Copy every line of the data exactly, leaving nothing out.

Start

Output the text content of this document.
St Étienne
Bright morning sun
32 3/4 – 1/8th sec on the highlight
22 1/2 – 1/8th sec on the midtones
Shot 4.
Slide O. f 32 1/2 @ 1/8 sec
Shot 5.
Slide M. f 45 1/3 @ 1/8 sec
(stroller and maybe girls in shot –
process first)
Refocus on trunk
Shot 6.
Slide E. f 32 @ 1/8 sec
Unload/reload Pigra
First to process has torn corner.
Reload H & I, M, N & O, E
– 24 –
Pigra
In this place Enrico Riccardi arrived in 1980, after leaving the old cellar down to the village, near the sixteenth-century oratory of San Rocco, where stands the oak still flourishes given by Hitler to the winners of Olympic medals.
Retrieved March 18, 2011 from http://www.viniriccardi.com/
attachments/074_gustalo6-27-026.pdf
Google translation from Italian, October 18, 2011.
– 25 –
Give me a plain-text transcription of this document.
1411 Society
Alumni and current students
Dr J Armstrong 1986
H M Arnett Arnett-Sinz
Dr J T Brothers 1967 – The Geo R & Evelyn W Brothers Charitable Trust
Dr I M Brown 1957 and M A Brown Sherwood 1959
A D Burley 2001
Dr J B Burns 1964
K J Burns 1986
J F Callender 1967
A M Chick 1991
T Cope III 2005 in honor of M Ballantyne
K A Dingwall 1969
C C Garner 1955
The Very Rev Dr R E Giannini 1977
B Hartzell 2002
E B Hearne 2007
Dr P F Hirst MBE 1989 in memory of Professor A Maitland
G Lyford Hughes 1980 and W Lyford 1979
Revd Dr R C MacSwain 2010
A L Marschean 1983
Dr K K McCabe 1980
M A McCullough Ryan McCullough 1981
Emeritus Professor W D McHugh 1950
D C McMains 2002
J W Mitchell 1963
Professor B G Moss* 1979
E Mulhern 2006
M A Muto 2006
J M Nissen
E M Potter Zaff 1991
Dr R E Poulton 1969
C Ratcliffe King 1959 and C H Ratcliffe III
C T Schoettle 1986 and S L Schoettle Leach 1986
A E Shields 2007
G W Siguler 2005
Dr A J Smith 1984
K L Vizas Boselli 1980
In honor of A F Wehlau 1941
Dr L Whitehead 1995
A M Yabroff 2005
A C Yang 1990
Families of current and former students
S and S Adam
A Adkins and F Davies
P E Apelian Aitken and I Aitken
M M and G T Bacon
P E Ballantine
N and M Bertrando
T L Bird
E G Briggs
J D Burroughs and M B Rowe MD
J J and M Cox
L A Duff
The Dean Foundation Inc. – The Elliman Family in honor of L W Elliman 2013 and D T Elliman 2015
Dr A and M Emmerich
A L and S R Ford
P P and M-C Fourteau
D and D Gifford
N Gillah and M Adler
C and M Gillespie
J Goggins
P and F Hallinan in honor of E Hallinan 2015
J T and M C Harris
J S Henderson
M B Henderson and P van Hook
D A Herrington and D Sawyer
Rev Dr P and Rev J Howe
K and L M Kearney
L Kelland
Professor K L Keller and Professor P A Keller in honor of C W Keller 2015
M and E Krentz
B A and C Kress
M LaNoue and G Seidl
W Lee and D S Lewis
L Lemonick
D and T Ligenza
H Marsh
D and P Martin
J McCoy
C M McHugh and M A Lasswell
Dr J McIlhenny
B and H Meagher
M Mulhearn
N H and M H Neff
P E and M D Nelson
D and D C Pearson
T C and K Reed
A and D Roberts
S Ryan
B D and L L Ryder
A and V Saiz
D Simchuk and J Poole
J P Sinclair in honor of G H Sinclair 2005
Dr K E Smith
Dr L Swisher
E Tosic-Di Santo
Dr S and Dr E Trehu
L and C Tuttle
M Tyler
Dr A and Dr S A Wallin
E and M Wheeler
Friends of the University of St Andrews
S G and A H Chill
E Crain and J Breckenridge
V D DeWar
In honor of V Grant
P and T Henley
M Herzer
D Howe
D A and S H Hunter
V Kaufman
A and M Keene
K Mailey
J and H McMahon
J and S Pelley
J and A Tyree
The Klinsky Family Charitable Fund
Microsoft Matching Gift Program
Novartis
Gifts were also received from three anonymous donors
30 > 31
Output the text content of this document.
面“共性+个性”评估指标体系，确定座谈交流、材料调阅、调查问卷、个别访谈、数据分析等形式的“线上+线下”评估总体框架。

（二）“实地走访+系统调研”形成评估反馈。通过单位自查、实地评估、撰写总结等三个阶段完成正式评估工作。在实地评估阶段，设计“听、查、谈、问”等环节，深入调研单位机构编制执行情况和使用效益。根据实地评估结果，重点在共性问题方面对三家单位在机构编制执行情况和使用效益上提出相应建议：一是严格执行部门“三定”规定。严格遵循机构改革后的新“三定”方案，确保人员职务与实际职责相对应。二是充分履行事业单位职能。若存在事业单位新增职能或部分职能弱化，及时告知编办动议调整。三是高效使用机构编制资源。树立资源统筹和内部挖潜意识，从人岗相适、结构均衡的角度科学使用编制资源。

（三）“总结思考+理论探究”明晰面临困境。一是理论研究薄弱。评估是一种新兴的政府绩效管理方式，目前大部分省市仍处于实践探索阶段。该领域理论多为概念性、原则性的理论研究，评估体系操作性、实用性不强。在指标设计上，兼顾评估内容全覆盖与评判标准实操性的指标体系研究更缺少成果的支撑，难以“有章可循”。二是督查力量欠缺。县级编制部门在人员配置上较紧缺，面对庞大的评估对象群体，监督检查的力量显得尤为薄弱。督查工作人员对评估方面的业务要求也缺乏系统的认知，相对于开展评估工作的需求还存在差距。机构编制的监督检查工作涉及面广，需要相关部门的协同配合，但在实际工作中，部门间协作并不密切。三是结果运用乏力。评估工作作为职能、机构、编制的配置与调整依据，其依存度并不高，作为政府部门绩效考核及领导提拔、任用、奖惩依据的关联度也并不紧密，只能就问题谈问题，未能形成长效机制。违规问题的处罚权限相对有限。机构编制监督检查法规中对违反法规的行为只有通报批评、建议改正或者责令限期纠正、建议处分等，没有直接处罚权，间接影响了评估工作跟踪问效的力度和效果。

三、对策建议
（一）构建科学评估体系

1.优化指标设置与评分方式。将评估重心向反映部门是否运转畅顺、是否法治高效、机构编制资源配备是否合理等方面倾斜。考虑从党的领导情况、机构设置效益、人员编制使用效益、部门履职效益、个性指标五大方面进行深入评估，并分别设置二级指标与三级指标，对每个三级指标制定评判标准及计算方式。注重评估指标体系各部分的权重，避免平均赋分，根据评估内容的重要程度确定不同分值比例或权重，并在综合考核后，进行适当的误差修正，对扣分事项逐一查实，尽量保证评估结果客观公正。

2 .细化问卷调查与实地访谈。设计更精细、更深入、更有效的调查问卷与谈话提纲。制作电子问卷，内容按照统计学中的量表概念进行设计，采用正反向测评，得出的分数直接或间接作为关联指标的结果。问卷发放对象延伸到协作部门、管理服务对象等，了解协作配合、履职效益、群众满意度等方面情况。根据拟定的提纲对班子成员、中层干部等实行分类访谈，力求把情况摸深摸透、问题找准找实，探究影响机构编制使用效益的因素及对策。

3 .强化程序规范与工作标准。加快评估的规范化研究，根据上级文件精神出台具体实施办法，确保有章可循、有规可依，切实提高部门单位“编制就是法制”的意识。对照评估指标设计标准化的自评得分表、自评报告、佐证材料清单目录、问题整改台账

End

FINISHED TASK ->
Output the text content of this document.
St Étienne
Bright morning sun
32 3/4 – 1/8th sec on the highlight
22 1/2 – 1/8th sec on the midtones
Shot 4.
Slide O. f 32 1/2 @ 1/8 sec
Shot 5.
Slide M. f 45 1/3 @ 1/8 sec
(stroller and maybe girls in shot –
process first)
Refocus on trunk
Shot 6.
Slide E. f 32 @ 1/8 sec
Unload/reload Pigra
First to process has torn corner.
Reload H & I, M, N & O, E
– 24 –
Pigra
In this place Enrico Riccardi arrived in 1980, after leaving the old cellar down to the village, near the sixteenth-century oratory of San Rocco, where stands the oak still flourishes given by Hitler to the winners of Olympic medals.
Retrieved March 18, 2011 from http://www.viniriccardi.com/
attachments/074_gustalo6-27-026.pdf
Google translation from Italian, October 18, 2011.
– 25 –
Give me a plain-text transcription of this document.
1411 Society
Alumni and current students
Dr J Armstrong 1986
H M Arnett Arnett-Sinz
Dr J T Brothers 1967 – The Geo R & Evelyn W Brothers Charitable Trust
Dr I M Brown 1957 and M A Brown Sherwood 1959
A D Burley 2001
Dr J B Burns 1964
K J Burns 1986
J F Callender 1967
A M Chick 1991
T Cope III 2005 in honor of M Ballantyne
K A Dingwall 1969
C C Garner 1955
The Very Rev Dr R E Giannini 1977
B Hartzell 2002
E B Hearne 2007
Dr P F Hirst MBE 1989 in memory of Professor A Maitland
G Lyford Hughes 1980 and W Lyford 1979
Revd Dr R C MacSwain 2010
A L Marschean 1983
Dr K K McCabe 1980
M A McCullough Ryan McCullough 1981
Emeritus Professor W D McHugh 1950
D C McMains 2002
J W Mitchell 1963
Professor B G Moss* 1979
E Mulhern 2006
M A Muto 2006
J M Nissen
E M Potter Zaff 1991
Dr R E Poulton 1969
C Ratcliffe King 1959 and C H Ratcliffe III
C T Schoettle 1986 and S L Schoettle Leach 1986
A E Shields 2007
G W Siguler 2005
Dr A J Smith 1984
K L Vizas Boselli 1980
In honor of A F Wehlau 1941
Dr L Whitehead 1995
A M Yabroff 2005
A C Yang 1990
Families of current and former students
S and S Adam
A Adkins and F Davies
P E Apelian Aitken and I Aitken
M M and G T Bacon
P E Ballantine
N and M Bertrando
T L Bird
E G Briggs
J D Burroughs and M B Rowe MD
J J and M Cox
L A Duff
The Dean Foundation Inc. – The Elliman Family in honor of L W Elliman 2013 and D T Elliman 2015
Dr A and M Emmerich
A L and S R Ford
P P and M-C Fourteau
D and D Gifford
N Gillah and M Adler
C and M Gillespie
J Goggins
P and F Hallinan in honor of E Hallinan 2015
J T and M C Harris
J S Henderson
M B Henderson and P van Hook
D A Herrington and D Sawyer
Rev Dr P and Rev J Howe
K and L M Kearney
L Kelland
Professor K L Keller and Professor P A Keller in honor of C W Keller 2015
M and E Krentz
B A and C Kress
M LaNoue and G Seidl
W Lee and D S Lewis
L Lemonick
D and T Ligenza
H Marsh
D and P Martin
J McCoy
C M McHugh and M A Lasswell
Dr J McIlhenny
B and H Meagher
M Mulhearn
N H and M H Neff
P E and M D Nelson
D and D C Pearson
T C and K Reed
A and D Roberts
S Ryan
B D and L L Ryder
A and V Saiz
D Simchuk and J Poole
J P Sinclair in honor of G H Sinclair 2005
Dr K E Smith
Dr L Swisher
E Tosic-Di Santo
Dr S and Dr E Trehu
L and C Tuttle
M Tyler
Dr A and Dr S A Wallin
E and M Wheeler
Friends of the University of St Andrews
S G and A H Chill
E Crain and J Breckenridge
V D DeWar
In honor of V Grant
P and T Henley
M Herzer
D Howe
D A and S H Hunter
V Kaufman
A and M Keene
K Mailey
J and H McMahon
J and S Pelley
J and A Tyree
The Klinsky Family Charitable Fund
Microsoft Matching Gift Program
Novartis
Gifts were also received from three anonymous donors
30 > 31
Output the text content of this document.
面“共性+个性”评估指标体系，确定座谈交流、材料调阅、调查问卷、个别访谈、数据分析等形式的“线上+线下”评估总体框架。

（二）“实地走访+系统调研”形成评估反馈。通过单位自查、实地评估、撰写总结等三个阶段完成正式评估工作。在实地评估阶段，设计“听、查、谈、问”等环节，深入调研单位机构编制执行情况和使用效益。根据实地评估结果，重点在共性问题方面对三家单位在机构编制执行情况和使用效益上提出相应建议：一是严格执行部门“三定”规定。严格遵循机构改革后的新“三定”方案，确保人员职务与实际职责相对应。二是充分履行事业单位职能。若存在事业单位新增职能或部分职能弱化，及时告知编办动议调整。三是高效使用机构编制资源。树立资源统筹和内部挖潜意识，从人岗相适、结构均衡的角度科学使用编制资源。

（三）“总结思考+理论探究”明晰面临困境。一是理论研究薄弱。评估是一种新兴的政府绩效管理方式，目前大部分省市仍处于实践探索阶段。该领域理论多为概念性、原则性的理论研究，评估体系操作性、实用性不强。在指标设计上，兼顾评估内容全覆盖与评判标准实操性的指标体系研究更缺少成果的支撑，难以“有章可循”。二是督查力量欠缺。县级编制部门在人员配置上较紧缺，面对庞大的评估对象群体，监督检查的力量显得尤为薄弱。督查工作人员对评估方面的业务要求也缺乏系统的认知，相对于开展评估工作的需求还存在差距。机构编制的监督检查工作涉及面广，需要相关部门的协同配合，但在实际工作中，部门间协作并不密切。三是结果运用乏力。评估工作作为职能、机构、编制的配置与调整依据，其依存度并不高，作为政府部门绩效考核及领导提拔、任用、奖惩依据的关联度也并不紧密，只能就问题谈问题，未能形成长效机制。违规问题的处罚权限相对有限。机构编制监督检查法规中对违反法规的行为只有通报批评、建议改正或者责令限期纠正、建议处分等，没有直接处罚权，间接影响了评估工作跟踪问效的力度和效果。

三、对策建议
（一）构建科学评估体系

1.优化指标设置与评分方式。将评估重心向反映部门是否运转畅顺、是否法治高效、机构编制资源配备是否合理等方面倾斜。考虑从党的领导情况、机构设置效益、人员编制使用效益、部门履职效益、个性指标五大方面进行深入评估，并分别设置二级指标与三级指标，对每个三级指标制定评判标准及计算方式。注重评估指标体系各部分的权重，避免平均赋分，根据评估内容的重要程度确定不同分值比例或权重，并在综合考核后，进行适当的误差修正，对扣分事项逐一查实，尽量保证评估结果客观公正。

2 .细化问卷调查与实地访谈。设计更精细、更深入、更有效的调查问卷与谈话提纲。制作电子问卷，内容按照统计学中的量表概念进行设计，采用正反向测评，得出的分数直接或间接作为关联指标的结果。问卷发放对象延伸到协作部门、管理服务对象等，了解协作配合、履职效益、群众满意度等方面情况。根据拟定的提纲对班子成员、中层干部等实行分类访谈，力求把情况摸深摸透、问题找准找实，探究影响机构编制使用效益的因素及对策。

3 .强化程序规范与工作标准。加快评估的规范化研究，根据上级文件精神出台具体实施办法，确保有章可循、有规可依，切实提高部门单位“编制就是法制”的意识。对照评估指标设计标准化的自评得分表、自评报告、佐证材料清单目录、问题整改台账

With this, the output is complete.